**Task data:**
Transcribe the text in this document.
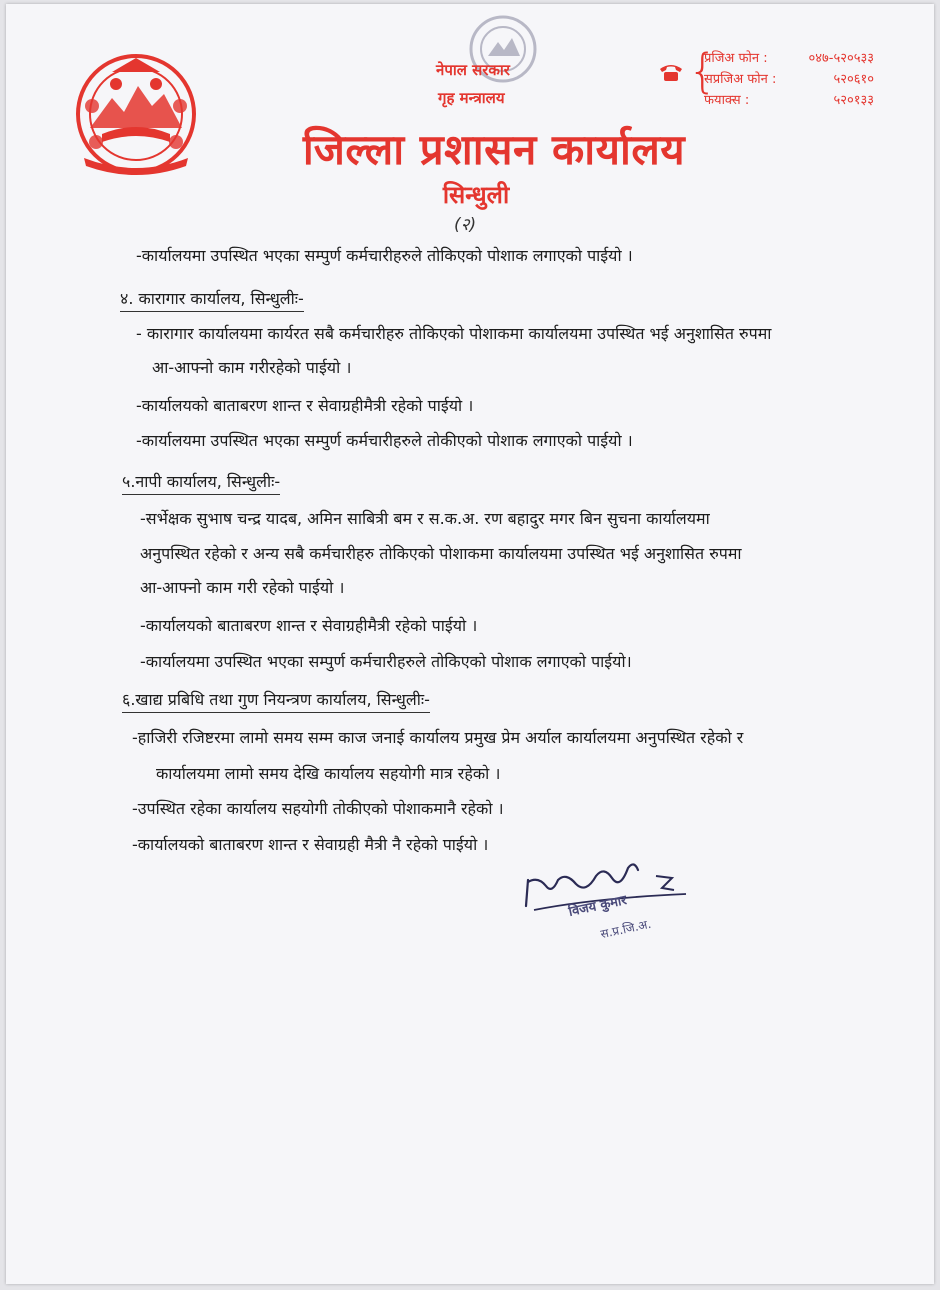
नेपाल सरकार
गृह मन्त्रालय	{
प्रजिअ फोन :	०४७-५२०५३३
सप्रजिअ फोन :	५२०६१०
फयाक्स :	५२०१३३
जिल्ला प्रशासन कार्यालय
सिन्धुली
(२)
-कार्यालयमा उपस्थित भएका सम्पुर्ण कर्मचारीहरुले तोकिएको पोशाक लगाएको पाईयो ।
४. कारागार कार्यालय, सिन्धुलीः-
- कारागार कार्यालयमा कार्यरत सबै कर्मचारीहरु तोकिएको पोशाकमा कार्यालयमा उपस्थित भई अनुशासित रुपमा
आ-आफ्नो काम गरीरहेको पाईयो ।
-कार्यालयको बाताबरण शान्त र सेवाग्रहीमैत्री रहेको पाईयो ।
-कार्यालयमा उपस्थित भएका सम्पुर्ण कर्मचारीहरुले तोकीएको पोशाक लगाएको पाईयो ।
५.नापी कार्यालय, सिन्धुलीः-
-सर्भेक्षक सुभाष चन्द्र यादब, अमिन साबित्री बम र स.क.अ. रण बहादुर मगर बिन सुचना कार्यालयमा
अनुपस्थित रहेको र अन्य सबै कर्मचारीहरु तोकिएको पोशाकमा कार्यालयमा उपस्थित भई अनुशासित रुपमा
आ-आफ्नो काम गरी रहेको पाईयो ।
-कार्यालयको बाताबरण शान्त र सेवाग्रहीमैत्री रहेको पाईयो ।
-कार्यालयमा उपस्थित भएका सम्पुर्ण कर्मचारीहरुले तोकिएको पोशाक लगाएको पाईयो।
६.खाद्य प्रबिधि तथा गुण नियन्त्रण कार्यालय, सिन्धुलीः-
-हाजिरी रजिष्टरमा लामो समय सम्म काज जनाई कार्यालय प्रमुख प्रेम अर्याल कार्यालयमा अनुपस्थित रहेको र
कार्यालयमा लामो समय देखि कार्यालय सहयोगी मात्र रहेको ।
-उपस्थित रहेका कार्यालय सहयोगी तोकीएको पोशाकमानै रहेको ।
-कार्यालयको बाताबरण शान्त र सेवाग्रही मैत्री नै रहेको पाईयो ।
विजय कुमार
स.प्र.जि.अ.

**What the task asks:** Reproduce the material in full, word for word, and omit the pictures.

**Written response:**
Transcribe the text in this document.
नेपाल सरकार
गृह मन्त्रालय	{
प्रजिअ फोन :	०४७-५२०५३३
सप्रजिअ फोन :	५२०६१०
फयाक्स :	५२०१३३
जिल्ला प्रशासन कार्यालय
सिन्धुली
(२)
-कार्यालयमा उपस्थित भएका सम्पुर्ण कर्मचारीहरुले तोकिएको पोशाक लगाएको पाईयो ।
४. कारागार कार्यालय, सिन्धुलीः-
- कारागार कार्यालयमा कार्यरत सबै कर्मचारीहरु तोकिएको पोशाकमा कार्यालयमा उपस्थित भई अनुशासित रुपमा
आ-आफ्नो काम गरीरहेको पाईयो ।
-कार्यालयको बाताबरण शान्त र सेवाग्रहीमैत्री रहेको पाईयो ।
-कार्यालयमा उपस्थित भएका सम्पुर्ण कर्मचारीहरुले तोकीएको पोशाक लगाएको पाईयो ।
५.नापी कार्यालय, सिन्धुलीः-
-सर्भेक्षक सुभाष चन्द्र यादब, अमिन साबित्री बम र स.क.अ. रण बहादुर मगर बिन सुचना कार्यालयमा
अनुपस्थित रहेको र अन्य सबै कर्मचारीहरु तोकिएको पोशाकमा कार्यालयमा उपस्थित भई अनुशासित रुपमा
आ-आफ्नो काम गरी रहेको पाईयो ।
-कार्यालयको बाताबरण शान्त र सेवाग्रहीमैत्री रहेको पाईयो ।
-कार्यालयमा उपस्थित भएका सम्पुर्ण कर्मचारीहरुले तोकिएको पोशाक लगाएको पाईयो।
६.खाद्य प्रबिधि तथा गुण नियन्त्रण कार्यालय, सिन्धुलीः-
-हाजिरी रजिष्टरमा लामो समय सम्म काज जनाई कार्यालय प्रमुख प्रेम अर्याल कार्यालयमा अनुपस्थित रहेको र
कार्यालयमा लामो समय देखि कार्यालय सहयोगी मात्र रहेको ।
-उपस्थित रहेका कार्यालय सहयोगी तोकीएको पोशाकमानै रहेको ।
-कार्यालयको बाताबरण शान्त र सेवाग्रही मैत्री नै रहेको पाईयो ।
विजय कुमार
स.प्र.जि.अ.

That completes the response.